* **SET TASK**
Keep only the lines of the listing that include the word "Номер", and copy them.

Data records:
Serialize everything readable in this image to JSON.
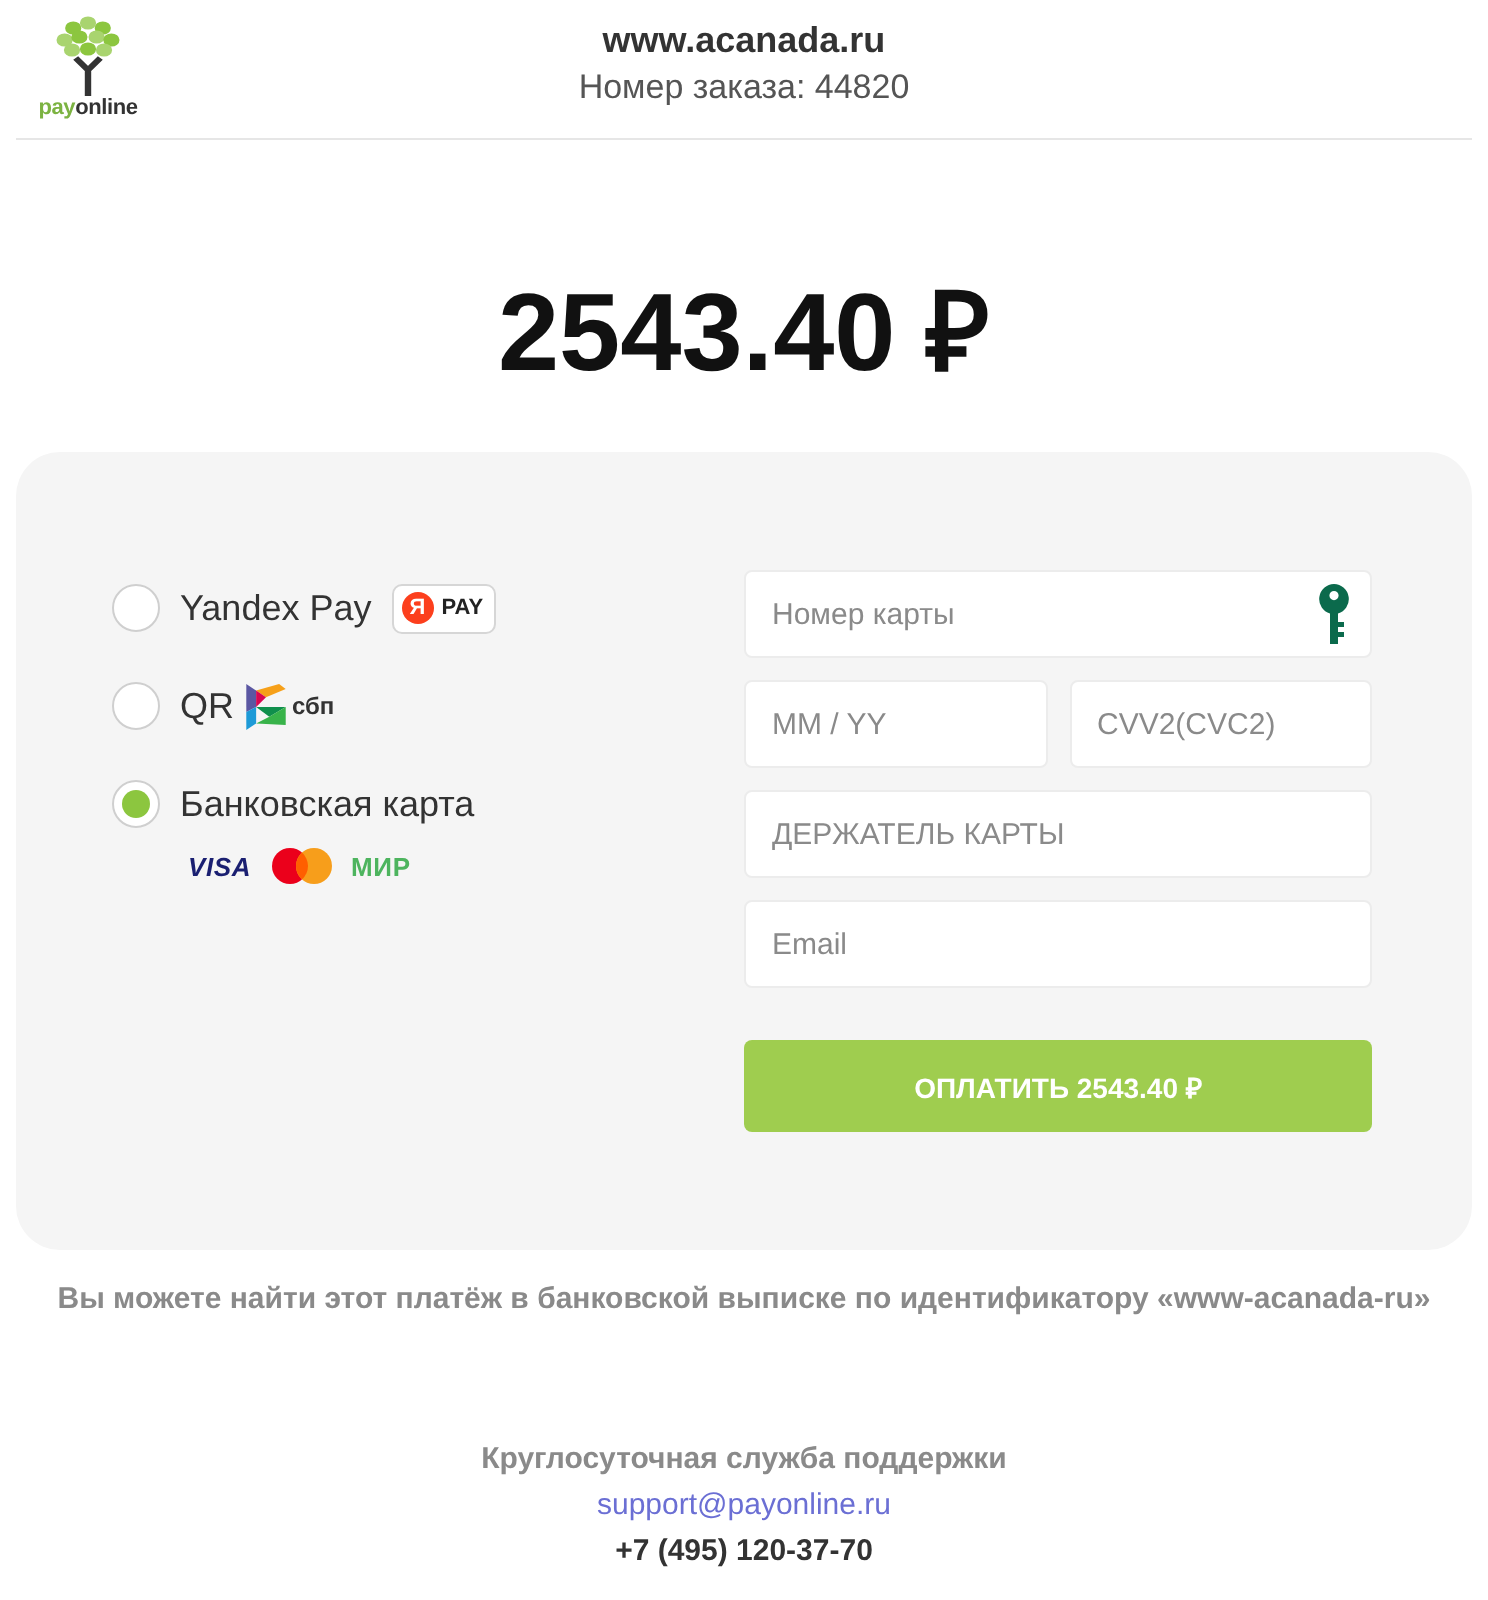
{
  "header": {
    "logo": {
      "wordmark": [
        "pay",
        "online"
      ]
    },
    "site": "www.acanada.ru",
    "order": "Номер заказа: 44820"
  },
  "amount": "2543.40 ₽",
  "payment": {
    "methods": [
      {
        "kind": "yandex",
        "label": "Yandex Pay",
        "selected": false,
        "badge": {
          "letter": "Я",
          "text": "PAY"
        }
      },
      {
        "kind": "sbp",
        "label": "QR",
        "selected": false,
        "logo_text": "сбп"
      },
      {
        "kind": "card",
        "label": "Банковская карта",
        "selected": true,
        "brands": [
          {
            "kind": "visa",
            "text": "VISA"
          },
          {
            "kind": "mastercard"
          },
          {
            "kind": "mir",
            "text": "МИР"
          }
        ]
      }
    ],
    "fields": [
      {
        "kind": "card_number",
        "placeholder": "Номер карты"
      },
      {
        "kind": "expiry",
        "placeholder": "MM / YY"
      },
      {
        "kind": "cvv",
        "placeholder": "CVV2(CVC2)"
      },
      {
        "kind": "holder",
        "placeholder": "ДЕРЖАТЕЛЬ КАРТЫ"
      },
      {
        "kind": "email",
        "placeholder": "Email"
      }
    ],
    "pay_button": "ОПЛАТИТЬ 2543.40 ₽"
  },
  "notice": "Вы можете найти этот платёж в банковской выписке по идентификатору «www-acanada-ru»",
  "support": {
    "title": "Круглосуточная служба поддержки",
    "email": "support@payonline.ru",
    "phone": "+7 (495) 120-37-70"
  }
}
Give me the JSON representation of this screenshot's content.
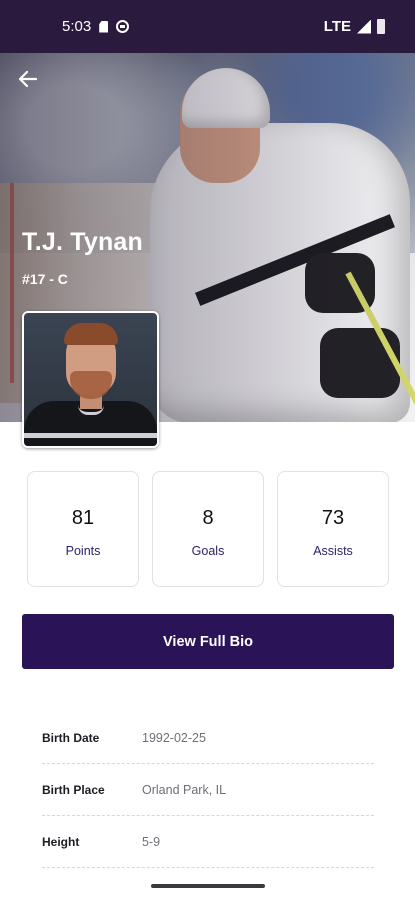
{
  "status_bar": {
    "time": "5:03",
    "network": "LTE"
  },
  "player": {
    "name": "T.J. Tynan",
    "meta": "#17 - C"
  },
  "stats": [
    {
      "value": "81",
      "label": "Points"
    },
    {
      "value": "8",
      "label": "Goals"
    },
    {
      "value": "73",
      "label": "Assists"
    }
  ],
  "actions": {
    "view_bio_label": "View Full Bio"
  },
  "details": [
    {
      "label": "Birth Date",
      "value": "1992-02-25"
    },
    {
      "label": "Birth Place",
      "value": "Orland Park, IL"
    },
    {
      "label": "Height",
      "value": "5-9"
    }
  ],
  "colors": {
    "status_bar": "#2a1a3e",
    "primary_button": "#2a1457",
    "stat_label": "#2f2268"
  },
  "icons": {
    "back": "arrow-left-icon",
    "sim": "sim-card-icon",
    "vpn": "vpn-icon",
    "signal": "signal-icon",
    "battery": "battery-icon"
  }
}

* **FULL OUTPUT**
    "order": "Номер заказа: 44820"
        "placeholder": "Номер карты"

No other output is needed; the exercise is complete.